= MATERIAL FOR THE TASK =
---------------

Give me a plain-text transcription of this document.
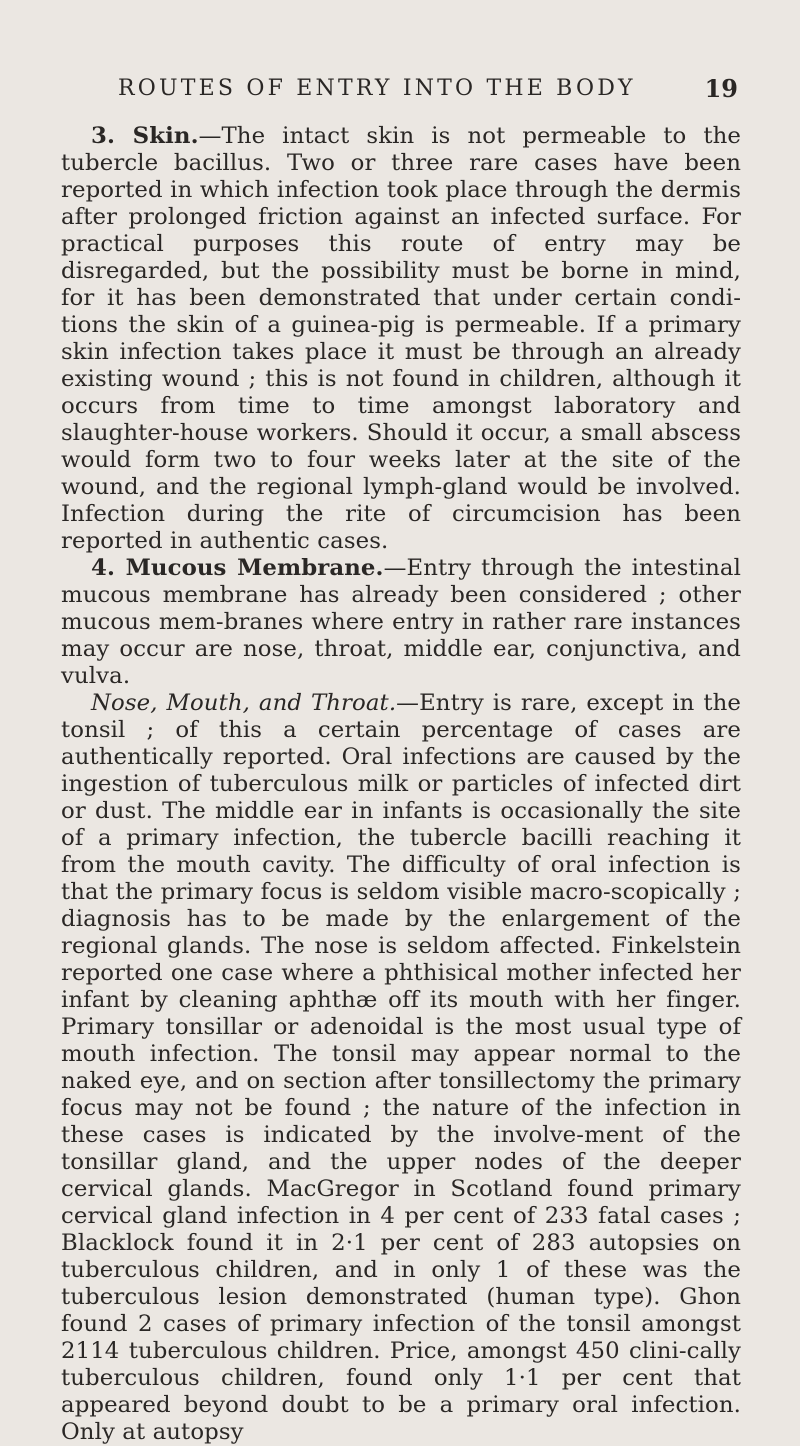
ROUTES OF ENTRY INTO THE BODY	19

3. Skin.—The intact skin is not permeable to the tubercle bacillus. Two or three rare cases have been reported in which infection took place through the dermis after prolonged friction against an infected surface. For practical purposes this route of entry may be disregarded, but the possibility must be borne in mind, for it has been demonstrated that under certain condi-tions the skin of a guinea-pig is permeable. If a primary skin infection takes place it must be through an already existing wound ; this is not found in children, although it occurs from time to time amongst laboratory and slaughter-house workers. Should it occur, a small abscess would form two to four weeks later at the site of the wound, and the regional lymph-gland would be involved. Infection during the rite of circumcision has been reported in authentic cases.

4. Mucous Membrane.—Entry through the intestinal mucous membrane has already been considered ; other mucous mem-branes where entry in rather rare instances may occur are nose, throat, middle ear, conjunctiva, and vulva.

Nose, Mouth, and Throat.—Entry is rare, except in the tonsil ; of this a certain percentage of cases are authentically reported. Oral infections are caused by the ingestion of tuberculous milk or particles of infected dirt or dust. The middle ear in infants is occasionally the site of a primary infection, the tubercle bacilli reaching it from the mouth cavity. The difficulty of oral infection is that the primary focus is seldom visible macro-scopically ; diagnosis has to be made by the enlargement of the regional glands. The nose is seldom affected. Finkelstein reported one case where a phthisical mother infected her infant by cleaning aphthæ off its mouth with her finger. Primary tonsillar or adenoidal is the most usual type of mouth infection. The tonsil may appear normal to the naked eye, and on section after tonsillectomy the primary focus may not be found ; the nature of the infection in these cases is indicated by the involve-ment of the tonsillar gland, and the upper nodes of the deeper cervical glands. MacGregor in Scotland found primary cervical gland infection in 4 per cent of 233 fatal cases ; Blacklock found it in 2·1 per cent of 283 autopsies on tuberculous children, and in only 1 of these was the tuberculous lesion demonstrated (human type). Ghon found 2 cases of primary infection of the tonsil amongst 2114 tuberculous children. Price, amongst 450 clini-cally tuberculous children, found only 1·1 per cent that appeared beyond doubt to be a primary oral infection. Only at autopsy
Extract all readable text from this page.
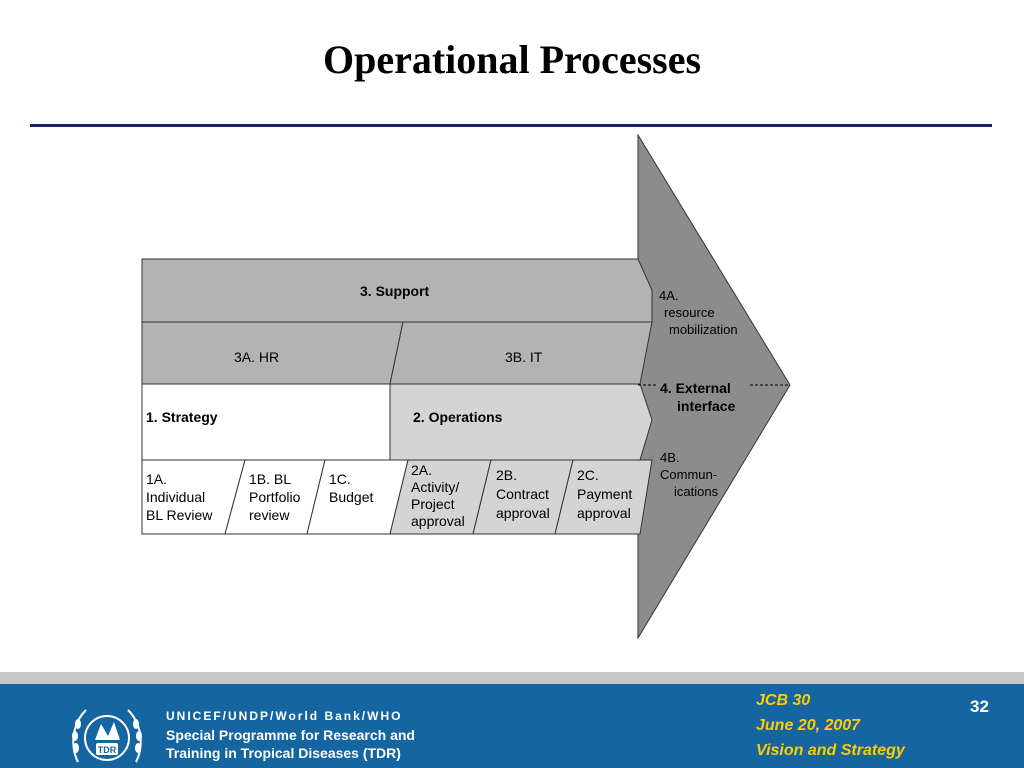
Operational Processes
3. Support
3A. HR	3B. IT
1. Strategy	2. Operations
1A.
Individual
BL Review
1B. BL
Portfolio
review
1C.
Budget
2A.
Activity/
Project
approval
2B.
Contract
approval
2C.
Payment
approval
4A.
resource
mobilization
4. External
interface
4B.
Commun-
ications
TDR
UNICEF/UNDP/World Bank/WHO
Special Programme for Research and
Training in Tropical Diseases (TDR)
JCB 30
June 20, 2007
Vision and Strategy
32
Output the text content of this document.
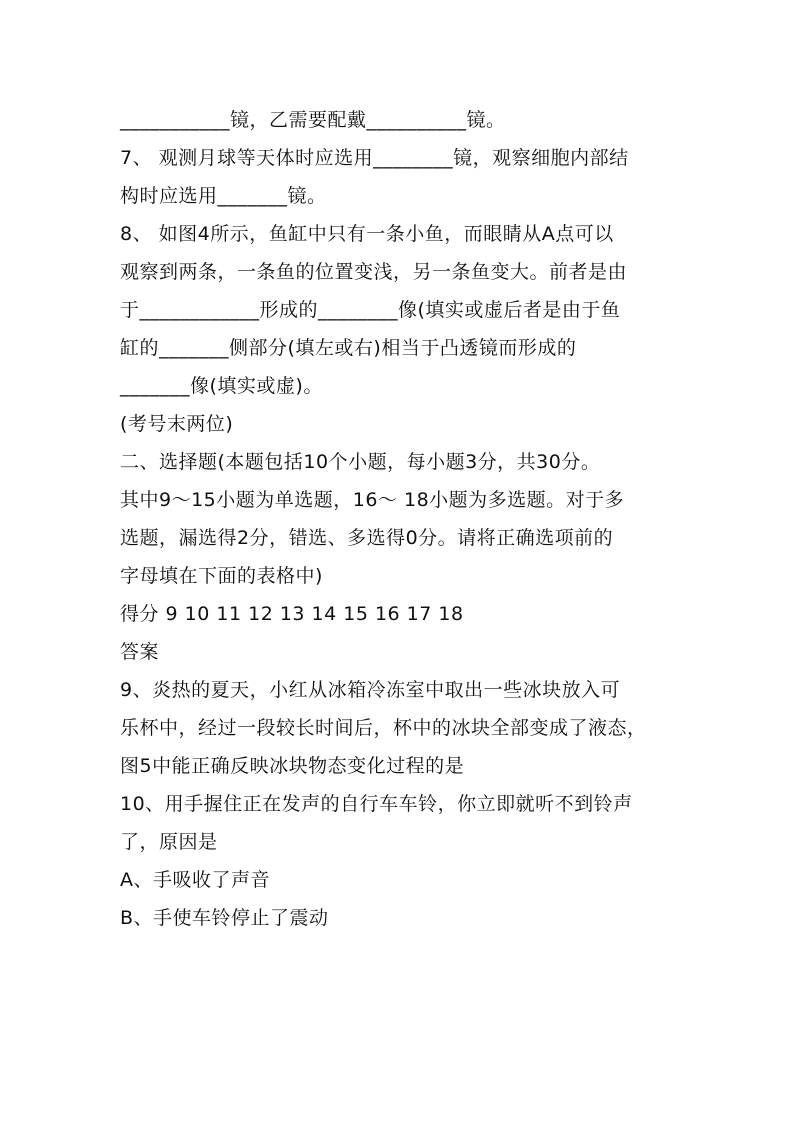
___________镜，乙需要配戴__________镜。
7、 观测月球等天体时应选用________镜，观察细胞内部结
构时应选用_______镜。
8、 如图4所示，鱼缸中只有一条小鱼，而眼睛从A点可以
观察到两条，一条鱼的位置变浅，另一条鱼变大。前者是由
于____________形成的________像(填实或虚后者是由于鱼
缸的_______侧部分(填左或右)相当于凸透镜而形成的
_______像(填实或虚)。
(考号末两位)
二、选择题(本题包括10个小题，每小题3分，共30分。
其中9～15小题为单选题，16～ 18小题为多选题。对于多
选题，漏选得2分，错选、多选得0分。请将正确选项前的
字母填在下面的表格中)
得分 9 10 11 12 13 14 15 16 17 18
答案
9、炎热的夏天，小红从冰箱冷冻室中取出一些冰块放入可
乐杯中，经过一段较长时间后，杯中的冰块全部变成了液态，
图5中能正确反映冰块物态变化过程的是
10、用手握住正在发声的自行车车铃，你立即就听不到铃声
了，原因是
A、手吸收了声音
B、手使车铃停止了震动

---------------

= EXERCISE PROMPT =
Make an exact copy of the whole listing, but don't bring over any pictures.

= WRITTEN SOLUTION =
Give me a plain-text transcription of this document.
ROUTES OF ENTRY INTO THE BODY	19

3. Skin.—The intact skin is not permeable to the tubercle bacillus. Two or three rare cases have been reported in which infection took place through the dermis after prolonged friction against an infected surface. For practical purposes this route of entry may be disregarded, but the possibility must be borne in mind, for it has been demonstrated that under certain condi-tions the skin of a guinea-pig is permeable. If a primary skin infection takes place it must be through an already existing wound ; this is not found in children, although it occurs from time to time amongst laboratory and slaughter-house workers. Should it occur, a small abscess would form two to four weeks later at the site of the wound, and the regional lymph-gland would be involved. Infection during the rite of circumcision has been reported in authentic cases.

4. Mucous Membrane.—Entry through the intestinal mucous membrane has already been considered ; other mucous mem-branes where entry in rather rare instances may occur are nose, throat, middle ear, conjunctiva, and vulva.

Nose, Mouth, and Throat.—Entry is rare, except in the tonsil ; of this a certain percentage of cases are authentically reported. Oral infections are caused by the ingestion of tuberculous milk or particles of infected dirt or dust. The middle ear in infants is occasionally the site of a primary infection, the tubercle bacilli reaching it from the mouth cavity. The difficulty of oral infection is that the primary focus is seldom visible macro-scopically ; diagnosis has to be made by the enlargement of the regional glands. The nose is seldom affected. Finkelstein reported one case where a phthisical mother infected her infant by cleaning aphthæ off its mouth with her finger. Primary tonsillar or adenoidal is the most usual type of mouth infection. The tonsil may appear normal to the naked eye, and on section after tonsillectomy the primary focus may not be found ; the nature of the infection in these cases is indicated by the involve-ment of the tonsillar gland, and the upper nodes of the deeper cervical glands. MacGregor in Scotland found primary cervical gland infection in 4 per cent of 233 fatal cases ; Blacklock found it in 2·1 per cent of 283 autopsies on tuberculous children, and in only 1 of these was the tuberculous lesion demonstrated (human type). Ghon found 2 cases of primary infection of the tonsil amongst 2114 tuberculous children. Price, amongst 450 clini-cally tuberculous children, found only 1·1 per cent that appeared beyond doubt to be a primary oral infection. Only at autopsy
Extract all readable text from this page.
Operational Processes
3. Support
3A. HR	3B. IT
1. Strategy	2. Operations
1A.
Individual
BL Review
1B. BL
Portfolio
review
1C.
Budget
2A.
Activity/
Project
approval
2B.
Contract
approval
2C.
Payment
approval
4A.
resource
mobilization
4. External
interface
4B.
Commun-
ications
TDR
UNICEF/UNDP/World Bank/WHO
Special Programme for Research and
Training in Tropical Diseases (TDR)
JCB 30
June 20, 2007
Vision and Strategy
32
Output the text content of this document.
___________镜，乙需要配戴__________镜。
7、 观测月球等天体时应选用________镜，观察细胞内部结
构时应选用_______镜。
8、 如图4所示，鱼缸中只有一条小鱼，而眼睛从A点可以
观察到两条，一条鱼的位置变浅，另一条鱼变大。前者是由
于____________形成的________像(填实或虚后者是由于鱼
缸的_______侧部分(填左或右)相当于凸透镜而形成的
_______像(填实或虚)。
(考号末两位)
二、选择题(本题包括10个小题，每小题3分，共30分。
其中9～15小题为单选题，16～ 18小题为多选题。对于多
选题，漏选得2分，错选、多选得0分。请将正确选项前的
字母填在下面的表格中)
得分 9 10 11 12 13 14 15 16 17 18
答案
9、炎热的夏天，小红从冰箱冷冻室中取出一些冰块放入可
乐杯中，经过一段较长时间后，杯中的冰块全部变成了液态，
图5中能正确反映冰块物态变化过程的是
10、用手握住正在发声的自行车车铃，你立即就听不到铃声
了，原因是
A、手吸收了声音
B、手使车铃停止了震动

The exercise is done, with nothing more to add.